What this task involves: Leave every picture out and write out the records below exactly.

════════════════════

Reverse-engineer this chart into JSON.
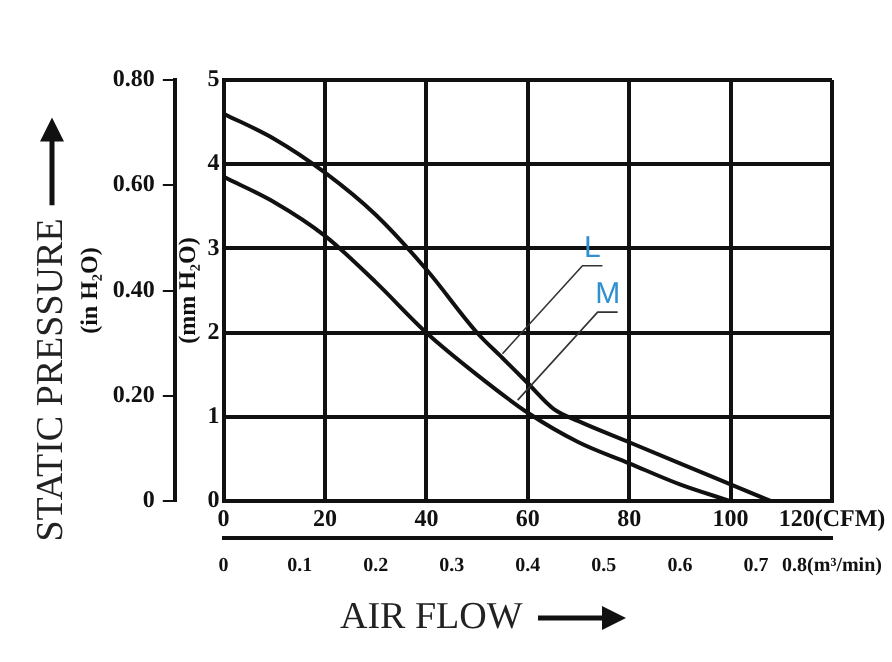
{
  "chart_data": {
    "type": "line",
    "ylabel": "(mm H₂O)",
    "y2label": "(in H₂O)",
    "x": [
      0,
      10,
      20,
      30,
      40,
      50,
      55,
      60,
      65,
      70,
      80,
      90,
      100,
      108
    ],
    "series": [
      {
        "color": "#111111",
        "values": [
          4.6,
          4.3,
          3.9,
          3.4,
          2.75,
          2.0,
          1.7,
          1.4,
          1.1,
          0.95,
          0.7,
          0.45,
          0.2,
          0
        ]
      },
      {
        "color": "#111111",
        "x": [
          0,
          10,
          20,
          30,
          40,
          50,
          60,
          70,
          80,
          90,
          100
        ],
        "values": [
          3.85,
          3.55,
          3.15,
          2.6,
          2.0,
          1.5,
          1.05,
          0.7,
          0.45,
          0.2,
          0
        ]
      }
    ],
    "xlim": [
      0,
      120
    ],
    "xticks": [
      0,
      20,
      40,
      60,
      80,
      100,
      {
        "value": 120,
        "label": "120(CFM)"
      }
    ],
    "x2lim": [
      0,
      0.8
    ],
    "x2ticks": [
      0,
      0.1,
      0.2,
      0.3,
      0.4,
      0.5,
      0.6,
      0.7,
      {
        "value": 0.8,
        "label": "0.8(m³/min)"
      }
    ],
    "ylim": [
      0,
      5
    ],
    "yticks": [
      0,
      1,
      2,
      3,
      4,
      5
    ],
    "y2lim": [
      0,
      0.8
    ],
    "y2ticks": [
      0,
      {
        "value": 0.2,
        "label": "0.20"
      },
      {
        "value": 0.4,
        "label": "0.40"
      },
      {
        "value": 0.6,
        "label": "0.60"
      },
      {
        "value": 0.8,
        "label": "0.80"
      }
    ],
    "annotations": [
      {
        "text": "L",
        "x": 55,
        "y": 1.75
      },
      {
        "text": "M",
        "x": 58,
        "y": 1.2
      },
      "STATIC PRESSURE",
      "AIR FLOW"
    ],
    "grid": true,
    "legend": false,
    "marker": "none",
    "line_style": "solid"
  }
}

════════════════════

Task answer:
Reverse-engineer this chart into JSON.
{
  "chart_data": {
    "type": "line",
    "ylabel": "(mm H₂O)",
    "y2label": "(in H₂O)",
    "x": [
      0,
      10,
      20,
      30,
      40,
      50,
      55,
      60,
      65,
      70,
      80,
      90,
      100,
      108
    ],
    "series": [
      {
        "color": "#111111",
        "values": [
          4.6,
          4.3,
          3.9,
          3.4,
          2.75,
          2.0,
          1.7,
          1.4,
          1.1,
          0.95,
          0.7,
          0.45,
          0.2,
          0
        ]
      },
      {
        "color": "#111111",
        "x": [
          0,
          10,
          20,
          30,
          40,
          50,
          60,
          70,
          80,
          90,
          100
        ],
        "values": [
          3.85,
          3.55,
          3.15,
          2.6,
          2.0,
          1.5,
          1.05,
          0.7,
          0.45,
          0.2,
          0
        ]
      }
    ],
    "xlim": [
      0,
      120
    ],
    "xticks": [
      0,
      20,
      40,
      60,
      80,
      100,
      {
        "value": 120,
        "label": "120(CFM)"
      }
    ],
    "x2lim": [
      0,
      0.8
    ],
    "x2ticks": [
      0,
      0.1,
      0.2,
      0.3,
      0.4,
      0.5,
      0.6,
      0.7,
      {
        "value": 0.8,
        "label": "0.8(m³/min)"
      }
    ],
    "ylim": [
      0,
      5
    ],
    "yticks": [
      0,
      1,
      2,
      3,
      4,
      5
    ],
    "y2lim": [
      0,
      0.8
    ],
    "y2ticks": [
      0,
      {
        "value": 0.2,
        "label": "0.20"
      },
      {
        "value": 0.4,
        "label": "0.40"
      },
      {
        "value": 0.6,
        "label": "0.60"
      },
      {
        "value": 0.8,
        "label": "0.80"
      }
    ],
    "annotations": [
      {
        "text": "L",
        "x": 55,
        "y": 1.75
      },
      {
        "text": "M",
        "x": 58,
        "y": 1.2
      },
      "STATIC PRESSURE",
      "AIR FLOW"
    ],
    "grid": true,
    "legend": false,
    "marker": "none",
    "line_style": "solid"
  }
}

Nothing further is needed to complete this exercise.